═══ Given data
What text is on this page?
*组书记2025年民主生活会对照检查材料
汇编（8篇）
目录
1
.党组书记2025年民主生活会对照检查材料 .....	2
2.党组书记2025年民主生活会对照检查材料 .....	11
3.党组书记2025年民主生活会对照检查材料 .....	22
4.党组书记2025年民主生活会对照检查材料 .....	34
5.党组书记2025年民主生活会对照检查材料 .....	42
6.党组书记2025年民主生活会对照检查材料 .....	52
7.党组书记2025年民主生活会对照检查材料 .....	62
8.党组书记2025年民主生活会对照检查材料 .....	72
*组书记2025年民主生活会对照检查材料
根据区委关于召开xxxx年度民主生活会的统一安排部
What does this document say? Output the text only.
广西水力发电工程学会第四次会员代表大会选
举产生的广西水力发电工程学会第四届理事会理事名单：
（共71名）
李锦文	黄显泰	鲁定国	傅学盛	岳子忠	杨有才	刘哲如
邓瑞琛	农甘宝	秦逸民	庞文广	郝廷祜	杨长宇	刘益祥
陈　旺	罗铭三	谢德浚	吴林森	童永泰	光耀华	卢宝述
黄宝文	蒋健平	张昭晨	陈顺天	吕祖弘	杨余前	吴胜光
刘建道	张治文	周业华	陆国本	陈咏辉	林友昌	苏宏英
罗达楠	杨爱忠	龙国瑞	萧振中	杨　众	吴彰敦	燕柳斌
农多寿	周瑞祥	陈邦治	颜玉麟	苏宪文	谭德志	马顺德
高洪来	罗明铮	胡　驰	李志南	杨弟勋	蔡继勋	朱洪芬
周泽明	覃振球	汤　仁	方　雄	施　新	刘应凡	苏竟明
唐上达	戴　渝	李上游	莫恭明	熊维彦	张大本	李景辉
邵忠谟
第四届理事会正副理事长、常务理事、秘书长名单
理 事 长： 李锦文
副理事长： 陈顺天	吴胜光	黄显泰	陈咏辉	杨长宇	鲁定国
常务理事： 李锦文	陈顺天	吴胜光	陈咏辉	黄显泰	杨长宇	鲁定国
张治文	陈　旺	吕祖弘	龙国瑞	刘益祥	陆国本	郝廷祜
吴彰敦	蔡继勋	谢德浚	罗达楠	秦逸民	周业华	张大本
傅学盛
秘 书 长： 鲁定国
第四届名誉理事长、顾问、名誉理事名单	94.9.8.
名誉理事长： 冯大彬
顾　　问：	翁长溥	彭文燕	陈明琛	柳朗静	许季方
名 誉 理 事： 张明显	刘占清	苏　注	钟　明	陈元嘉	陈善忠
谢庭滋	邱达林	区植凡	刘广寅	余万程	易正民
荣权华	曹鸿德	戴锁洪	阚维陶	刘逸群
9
══════
Aim of the exercise >> The records above should be restated word for word, please.

Exercise result >>
What text is on this page?
*组书记2025年民主生活会对照检查材料
汇编（8篇）
目录
1
.党组书记2025年民主生活会对照检查材料 .....	2
2.党组书记2025年民主生活会对照检查材料 .....	11
3.党组书记2025年民主生活会对照检查材料 .....	22
4.党组书记2025年民主生活会对照检查材料 .....	34
5.党组书记2025年民主生活会对照检查材料 .....	42
6.党组书记2025年民主生活会对照检查材料 .....	52
7.党组书记2025年民主生活会对照检查材料 .....	62
8.党组书记2025年民主生活会对照检查材料 .....	72
*组书记2025年民主生活会对照检查材料
根据区委关于召开xxxx年度民主生活会的统一安排部
What does this document say? Output the text only.
广西水力发电工程学会第四次会员代表大会选
举产生的广西水力发电工程学会第四届理事会理事名单：
（共71名）
李锦文	黄显泰	鲁定国	傅学盛	岳子忠	杨有才	刘哲如
邓瑞琛	农甘宝	秦逸民	庞文广	郝廷祜	杨长宇	刘益祥
陈　旺	罗铭三	谢德浚	吴林森	童永泰	光耀华	卢宝述
黄宝文	蒋健平	张昭晨	陈顺天	吕祖弘	杨余前	吴胜光
刘建道	张治文	周业华	陆国本	陈咏辉	林友昌	苏宏英
罗达楠	杨爱忠	龙国瑞	萧振中	杨　众	吴彰敦	燕柳斌
农多寿	周瑞祥	陈邦治	颜玉麟	苏宪文	谭德志	马顺德
高洪来	罗明铮	胡　驰	李志南	杨弟勋	蔡继勋	朱洪芬
周泽明	覃振球	汤　仁	方　雄	施　新	刘应凡	苏竟明
唐上达	戴　渝	李上游	莫恭明	熊维彦	张大本	李景辉
邵忠谟
第四届理事会正副理事长、常务理事、秘书长名单
理 事 长： 李锦文
副理事长： 陈顺天	吴胜光	黄显泰	陈咏辉	杨长宇	鲁定国
常务理事： 李锦文	陈顺天	吴胜光	陈咏辉	黄显泰	杨长宇	鲁定国
张治文	陈　旺	吕祖弘	龙国瑞	刘益祥	陆国本	郝廷祜
吴彰敦	蔡继勋	谢德浚	罗达楠	秦逸民	周业华	张大本
傅学盛
秘 书 长： 鲁定国
第四届名誉理事长、顾问、名誉理事名单	94.9.8.
名誉理事长： 冯大彬
顾　　问：	翁长溥	彭文燕	陈明琛	柳朗静	许季方
名 誉 理 事： 张明显	刘占清	苏　注	钟　明	陈元嘉	陈善忠
谢庭滋	邱达林	区植凡	刘广寅	余万程	易正民
荣权华	曹鸿德	戴锁洪	阚维陶	刘逸群
9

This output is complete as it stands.